**Exercise data:**
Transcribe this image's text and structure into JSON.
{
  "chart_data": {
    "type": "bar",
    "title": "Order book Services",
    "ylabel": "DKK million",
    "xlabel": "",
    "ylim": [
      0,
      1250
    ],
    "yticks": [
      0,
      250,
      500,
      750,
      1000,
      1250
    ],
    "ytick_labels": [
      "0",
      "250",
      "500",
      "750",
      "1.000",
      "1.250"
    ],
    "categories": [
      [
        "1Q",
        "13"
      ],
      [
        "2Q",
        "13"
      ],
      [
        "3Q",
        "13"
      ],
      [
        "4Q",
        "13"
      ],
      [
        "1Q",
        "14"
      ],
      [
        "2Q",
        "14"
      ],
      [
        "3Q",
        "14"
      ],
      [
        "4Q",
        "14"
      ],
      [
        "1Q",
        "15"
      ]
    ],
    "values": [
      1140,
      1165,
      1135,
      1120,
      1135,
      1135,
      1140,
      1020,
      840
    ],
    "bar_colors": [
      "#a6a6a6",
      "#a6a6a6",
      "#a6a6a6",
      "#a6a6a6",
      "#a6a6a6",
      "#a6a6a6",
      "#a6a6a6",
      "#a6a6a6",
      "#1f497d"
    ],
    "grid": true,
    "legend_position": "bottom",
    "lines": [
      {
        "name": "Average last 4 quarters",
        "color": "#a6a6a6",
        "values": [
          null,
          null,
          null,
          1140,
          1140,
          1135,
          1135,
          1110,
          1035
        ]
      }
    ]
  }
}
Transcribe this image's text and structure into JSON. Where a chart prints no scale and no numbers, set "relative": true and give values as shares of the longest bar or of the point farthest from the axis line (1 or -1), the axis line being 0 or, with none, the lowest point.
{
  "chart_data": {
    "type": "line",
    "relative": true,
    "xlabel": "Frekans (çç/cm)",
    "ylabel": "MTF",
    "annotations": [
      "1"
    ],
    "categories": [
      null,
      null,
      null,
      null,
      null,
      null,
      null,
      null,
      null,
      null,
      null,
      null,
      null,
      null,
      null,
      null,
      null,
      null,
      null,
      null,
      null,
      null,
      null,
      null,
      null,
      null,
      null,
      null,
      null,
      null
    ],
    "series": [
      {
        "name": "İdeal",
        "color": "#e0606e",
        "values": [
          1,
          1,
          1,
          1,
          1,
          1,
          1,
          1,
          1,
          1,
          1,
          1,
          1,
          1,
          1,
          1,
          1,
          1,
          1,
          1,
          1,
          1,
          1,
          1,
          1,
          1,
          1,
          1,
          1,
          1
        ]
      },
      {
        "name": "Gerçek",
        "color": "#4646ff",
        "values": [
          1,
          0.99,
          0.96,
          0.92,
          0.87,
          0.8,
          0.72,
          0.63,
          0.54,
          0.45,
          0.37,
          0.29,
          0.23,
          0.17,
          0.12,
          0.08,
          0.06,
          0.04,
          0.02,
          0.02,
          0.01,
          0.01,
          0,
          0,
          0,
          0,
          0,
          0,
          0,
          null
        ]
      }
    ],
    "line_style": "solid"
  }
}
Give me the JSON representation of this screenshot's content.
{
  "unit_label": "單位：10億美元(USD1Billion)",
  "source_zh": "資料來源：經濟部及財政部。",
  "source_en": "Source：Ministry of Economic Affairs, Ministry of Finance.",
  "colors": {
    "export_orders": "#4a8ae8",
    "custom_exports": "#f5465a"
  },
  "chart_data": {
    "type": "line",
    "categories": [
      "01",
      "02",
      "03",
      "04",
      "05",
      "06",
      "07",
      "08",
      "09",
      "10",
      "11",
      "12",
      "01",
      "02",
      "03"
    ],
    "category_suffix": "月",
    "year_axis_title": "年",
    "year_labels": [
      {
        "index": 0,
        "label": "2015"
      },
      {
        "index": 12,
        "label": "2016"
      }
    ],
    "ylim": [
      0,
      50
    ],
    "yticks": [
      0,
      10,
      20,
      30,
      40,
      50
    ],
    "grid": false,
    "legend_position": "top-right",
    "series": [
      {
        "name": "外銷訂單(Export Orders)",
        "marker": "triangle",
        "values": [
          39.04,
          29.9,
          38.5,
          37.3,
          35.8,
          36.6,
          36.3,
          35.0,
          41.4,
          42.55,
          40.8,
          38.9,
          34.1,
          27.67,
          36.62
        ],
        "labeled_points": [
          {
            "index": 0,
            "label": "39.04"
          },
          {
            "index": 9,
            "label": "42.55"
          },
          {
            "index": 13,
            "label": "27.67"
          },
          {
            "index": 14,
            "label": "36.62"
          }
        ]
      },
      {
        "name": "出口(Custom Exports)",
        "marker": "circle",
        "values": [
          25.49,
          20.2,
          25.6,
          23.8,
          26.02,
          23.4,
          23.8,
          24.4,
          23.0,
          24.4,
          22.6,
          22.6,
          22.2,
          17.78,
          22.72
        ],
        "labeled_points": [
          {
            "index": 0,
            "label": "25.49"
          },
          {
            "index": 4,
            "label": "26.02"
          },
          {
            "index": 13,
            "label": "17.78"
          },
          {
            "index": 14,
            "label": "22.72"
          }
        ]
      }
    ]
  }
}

**What is needed:**
Print the whole listing exactly as it is.

**Complete answer:**
Transcribe this image's text and structure into JSON.
{
  "chart_data": {
    "type": "bar",
    "title": "Order book Services",
    "ylabel": "DKK million",
    "xlabel": "",
    "ylim": [
      0,
      1250
    ],
    "yticks": [
      0,
      250,
      500,
      750,
      1000,
      1250
    ],
    "ytick_labels": [
      "0",
      "250",
      "500",
      "750",
      "1.000",
      "1.250"
    ],
    "categories": [
      [
        "1Q",
        "13"
      ],
      [
        "2Q",
        "13"
      ],
      [
        "3Q",
        "13"
      ],
      [
        "4Q",
        "13"
      ],
      [
        "1Q",
        "14"
      ],
      [
        "2Q",
        "14"
      ],
      [
        "3Q",
        "14"
      ],
      [
        "4Q",
        "14"
      ],
      [
        "1Q",
        "15"
      ]
    ],
    "values": [
      1140,
      1165,
      1135,
      1120,
      1135,
      1135,
      1140,
      1020,
      840
    ],
    "bar_colors": [
      "#a6a6a6",
      "#a6a6a6",
      "#a6a6a6",
      "#a6a6a6",
      "#a6a6a6",
      "#a6a6a6",
      "#a6a6a6",
      "#a6a6a6",
      "#1f497d"
    ],
    "grid": true,
    "legend_position": "bottom",
    "lines": [
      {
        "name": "Average last 4 quarters",
        "color": "#a6a6a6",
        "values": [
          null,
          null,
          null,
          1140,
          1140,
          1135,
          1135,
          1110,
          1035
        ]
      }
    ]
  }
}
Transcribe this image's text and structure into JSON. Where a chart prints no scale and no numbers, set "relative": true and give values as shares of the longest bar or of the point farthest from the axis line (1 or -1), the axis line being 0 or, with none, the lowest point.
{
  "chart_data": {
    "type": "line",
    "relative": true,
    "xlabel": "Frekans (çç/cm)",
    "ylabel": "MTF",
    "annotations": [
      "1"
    ],
    "categories": [
      null,
      null,
      null,
      null,
      null,
      null,
      null,
      null,
      null,
      null,
      null,
      null,
      null,
      null,
      null,
      null,
      null,
      null,
      null,
      null,
      null,
      null,
      null,
      null,
      null,
      null,
      null,
      null,
      null,
      null
    ],
    "series": [
      {
        "name": "İdeal",
        "color": "#e0606e",
        "values": [
          1,
          1,
          1,
          1,
          1,
          1,
          1,
          1,
          1,
          1,
          1,
          1,
          1,
          1,
          1,
          1,
          1,
          1,
          1,
          1,
          1,
          1,
          1,
          1,
          1,
          1,
          1,
          1,
          1,
          1
        ]
      },
      {
        "name": "Gerçek",
        "color": "#4646ff",
        "values": [
          1,
          0.99,
          0.96,
          0.92,
          0.87,
          0.8,
          0.72,
          0.63,
          0.54,
          0.45,
          0.37,
          0.29,
          0.23,
          0.17,
          0.12,
          0.08,
          0.06,
          0.04,
          0.02,
          0.02,
          0.01,
          0.01,
          0,
          0,
          0,
          0,
          0,
          0,
          0,
          null
        ]
      }
    ],
    "line_style": "solid"
  }
}
Give me the JSON representation of this screenshot's content.
{
  "unit_label": "單位：10億美元(USD1Billion)",
  "source_zh": "資料來源：經濟部及財政部。",
  "source_en": "Source：Ministry of Economic Affairs, Ministry of Finance.",
  "colors": {
    "export_orders": "#4a8ae8",
    "custom_exports": "#f5465a"
  },
  "chart_data": {
    "type": "line",
    "categories": [
      "01",
      "02",
      "03",
      "04",
      "05",
      "06",
      "07",
      "08",
      "09",
      "10",
      "11",
      "12",
      "01",
      "02",
      "03"
    ],
    "category_suffix": "月",
    "year_axis_title": "年",
    "year_labels": [
      {
        "index": 0,
        "label": "2015"
      },
      {
        "index": 12,
        "label": "2016"
      }
    ],
    "ylim": [
      0,
      50
    ],
    "yticks": [
      0,
      10,
      20,
      30,
      40,
      50
    ],
    "grid": false,
    "legend_position": "top-right",
    "series": [
      {
        "name": "外銷訂單(Export Orders)",
        "marker": "triangle",
        "values": [
          39.04,
          29.9,
          38.5,
          37.3,
          35.8,
          36.6,
          36.3,
          35.0,
          41.4,
          42.55,
          40.8,
          38.9,
          34.1,
          27.67,
          36.62
        ],
        "labeled_points": [
          {
            "index": 0,
            "label": "39.04"
          },
          {
            "index": 9,
            "label": "42.55"
          },
          {
            "index": 13,
            "label": "27.67"
          },
          {
            "index": 14,
            "label": "36.62"
          }
        ]
      },
      {
        "name": "出口(Custom Exports)",
        "marker": "circle",
        "values": [
          25.49,
          20.2,
          25.6,
          23.8,
          26.02,
          23.4,
          23.8,
          24.4,
          23.0,
          24.4,
          22.6,
          22.6,
          22.2,
          17.78,
          22.72
        ],
        "labeled_points": [
          {
            "index": 0,
            "label": "25.49"
          },
          {
            "index": 4,
            "label": "26.02"
          },
          {
            "index": 13,
            "label": "17.78"
          },
          {
            "index": 14,
            "label": "22.72"
          }
        ]
      }
    ]
  }
}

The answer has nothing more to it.